Written request: Omit the pictures, then reproduce every remaining record exactly.

A block of data:
╭──

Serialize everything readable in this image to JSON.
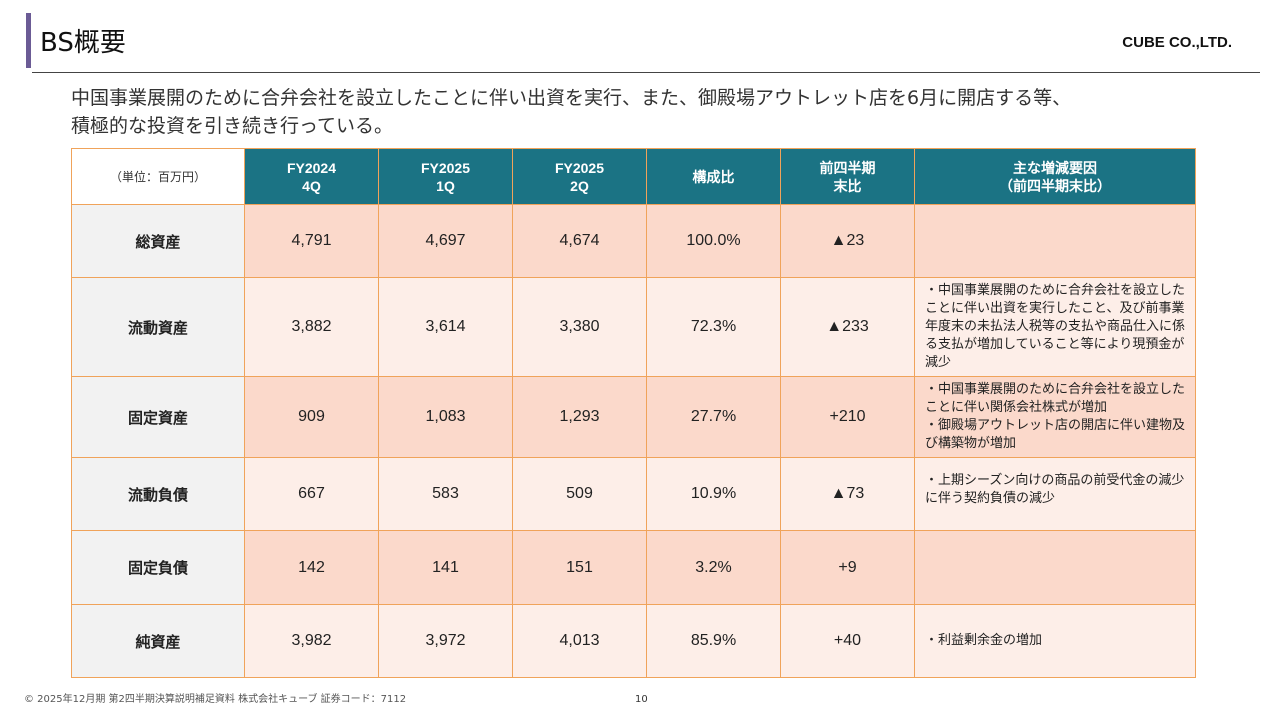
{
  "header": {
    "title": "BS概要",
    "company": "CUBE CO.,LTD."
  },
  "lead": {
    "line1": "中国事業展開のために合弁会社を設立したことに伴い出資を実行、また、御殿場アウトレット店を6月に開店する等、",
    "line2": "積極的な投資を引き続き行っている。"
  },
  "table": {
    "unit_label": "（単位：百万円）",
    "columns": [
      {
        "line1": "FY2024",
        "line2": "4Q"
      },
      {
        "line1": "FY2025",
        "line2": "1Q"
      },
      {
        "line1": "FY2025",
        "line2": "2Q"
      },
      {
        "line1": "構成比",
        "line2": ""
      },
      {
        "line1": "前四半期",
        "line2": "末比"
      },
      {
        "line1": "主な増減要因",
        "line2": "（前四半期末比）"
      }
    ],
    "rows": [
      {
        "label": "総資産",
        "v1": "4,791",
        "v2": "4,697",
        "v3": "4,674",
        "ratio": "100.0%",
        "change": "▲23",
        "note": ""
      },
      {
        "label": "流動資産",
        "v1": "3,882",
        "v2": "3,614",
        "v3": "3,380",
        "ratio": "72.3%",
        "change": "▲233",
        "note": "・中国事業展開のために合弁会社を設立したことに伴い出資を実行したこと、及び前事業年度末の未払法人税等の支払や商品仕入に係る支払が増加していること等により現預金が減少"
      },
      {
        "label": "固定資産",
        "v1": "909",
        "v2": "1,083",
        "v3": "1,293",
        "ratio": "27.7%",
        "change": "+210",
        "note": "・中国事業展開のために合弁会社を設立したことに伴い関係会社株式が増加\n・御殿場アウトレット店の開店に伴い建物及び構築物が増加"
      },
      {
        "label": "流動負債",
        "v1": "667",
        "v2": "583",
        "v3": "509",
        "ratio": "10.9%",
        "change": "▲73",
        "note": "・上期シーズン向けの商品の前受代金の減少に伴う契約負債の減少"
      },
      {
        "label": "固定負債",
        "v1": "142",
        "v2": "141",
        "v3": "151",
        "ratio": "3.2%",
        "change": "+9",
        "note": ""
      },
      {
        "label": "純資産",
        "v1": "3,982",
        "v2": "3,972",
        "v3": "4,013",
        "ratio": "85.9%",
        "change": "+40",
        "note": "・利益剰余金の増加"
      }
    ]
  },
  "footer": {
    "copyright": "© 2025年12月期 第2四半期決算説明補足資料 株式会社キューブ 証券コード：7112",
    "page": "10"
  }
}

╰──

Result of this exercise:
Serialize everything readable in this image to JSON.
{
  "header": {
    "title": "BS概要",
    "company": "CUBE CO.,LTD."
  },
  "lead": {
    "line1": "中国事業展開のために合弁会社を設立したことに伴い出資を実行、また、御殿場アウトレット店を6月に開店する等、",
    "line2": "積極的な投資を引き続き行っている。"
  },
  "table": {
    "unit_label": "（単位：百万円）",
    "columns": [
      {
        "line1": "FY2024",
        "line2": "4Q"
      },
      {
        "line1": "FY2025",
        "line2": "1Q"
      },
      {
        "line1": "FY2025",
        "line2": "2Q"
      },
      {
        "line1": "構成比",
        "line2": ""
      },
      {
        "line1": "前四半期",
        "line2": "末比"
      },
      {
        "line1": "主な増減要因",
        "line2": "（前四半期末比）"
      }
    ],
    "rows": [
      {
        "label": "総資産",
        "v1": "4,791",
        "v2": "4,697",
        "v3": "4,674",
        "ratio": "100.0%",
        "change": "▲23",
        "note": ""
      },
      {
        "label": "流動資産",
        "v1": "3,882",
        "v2": "3,614",
        "v3": "3,380",
        "ratio": "72.3%",
        "change": "▲233",
        "note": "・中国事業展開のために合弁会社を設立したことに伴い出資を実行したこと、及び前事業年度末の未払法人税等の支払や商品仕入に係る支払が増加していること等により現預金が減少"
      },
      {
        "label": "固定資産",
        "v1": "909",
        "v2": "1,083",
        "v3": "1,293",
        "ratio": "27.7%",
        "change": "+210",
        "note": "・中国事業展開のために合弁会社を設立したことに伴い関係会社株式が増加\n・御殿場アウトレット店の開店に伴い建物及び構築物が増加"
      },
      {
        "label": "流動負債",
        "v1": "667",
        "v2": "583",
        "v3": "509",
        "ratio": "10.9%",
        "change": "▲73",
        "note": "・上期シーズン向けの商品の前受代金の減少に伴う契約負債の減少"
      },
      {
        "label": "固定負債",
        "v1": "142",
        "v2": "141",
        "v3": "151",
        "ratio": "3.2%",
        "change": "+9",
        "note": ""
      },
      {
        "label": "純資産",
        "v1": "3,982",
        "v2": "3,972",
        "v3": "4,013",
        "ratio": "85.9%",
        "change": "+40",
        "note": "・利益剰余金の増加"
      }
    ]
  },
  "footer": {
    "copyright": "© 2025年12月期 第2四半期決算説明補足資料 株式会社キューブ 証券コード：7112",
    "page": "10"
  }
}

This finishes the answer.